#### Problem:
Type out the complete listing below word for word, without its pictures.

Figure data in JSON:
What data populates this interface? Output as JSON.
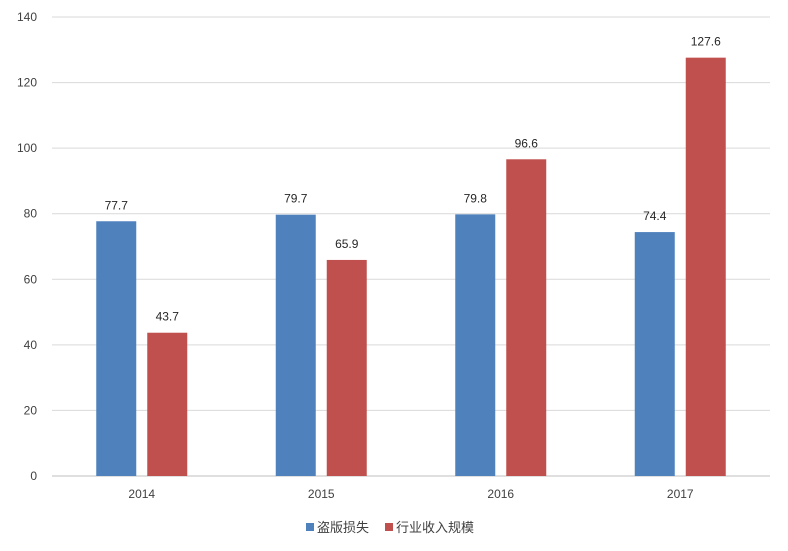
{
  "chart_data": {
    "type": "bar",
    "categories": [
      "2014",
      "2015",
      "2016",
      "2017"
    ],
    "series": [
      {
        "name": "盗版损失",
        "values": [
          77.7,
          79.7,
          79.8,
          74.4
        ],
        "color": "#4f81bd"
      },
      {
        "name": "行业收入规模",
        "values": [
          43.7,
          65.9,
          96.6,
          127.6
        ],
        "color": "#c0504d"
      }
    ],
    "ylim": [
      0,
      140
    ],
    "yticks": [
      "0",
      "20",
      "40",
      "60",
      "80",
      "100",
      "120",
      "140"
    ],
    "data_labels": [
      [
        "77.7",
        "79.7",
        "79.8",
        "74.4"
      ],
      [
        "43.7",
        "65.9",
        "96.6",
        "127.6"
      ]
    ],
    "grid": true,
    "legend": "bottom"
  }
}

#### Worked answer:
What data populates this interface? Output as JSON.
{
  "chart_data": {
    "type": "bar",
    "categories": [
      "2014",
      "2015",
      "2016",
      "2017"
    ],
    "series": [
      {
        "name": "盗版损失",
        "values": [
          77.7,
          79.7,
          79.8,
          74.4
        ],
        "color": "#4f81bd"
      },
      {
        "name": "行业收入规模",
        "values": [
          43.7,
          65.9,
          96.6,
          127.6
        ],
        "color": "#c0504d"
      }
    ],
    "ylim": [
      0,
      140
    ],
    "yticks": [
      "0",
      "20",
      "40",
      "60",
      "80",
      "100",
      "120",
      "140"
    ],
    "data_labels": [
      [
        "77.7",
        "79.7",
        "79.8",
        "74.4"
      ],
      [
        "43.7",
        "65.9",
        "96.6",
        "127.6"
      ]
    ],
    "grid": true,
    "legend": "bottom"
  }
}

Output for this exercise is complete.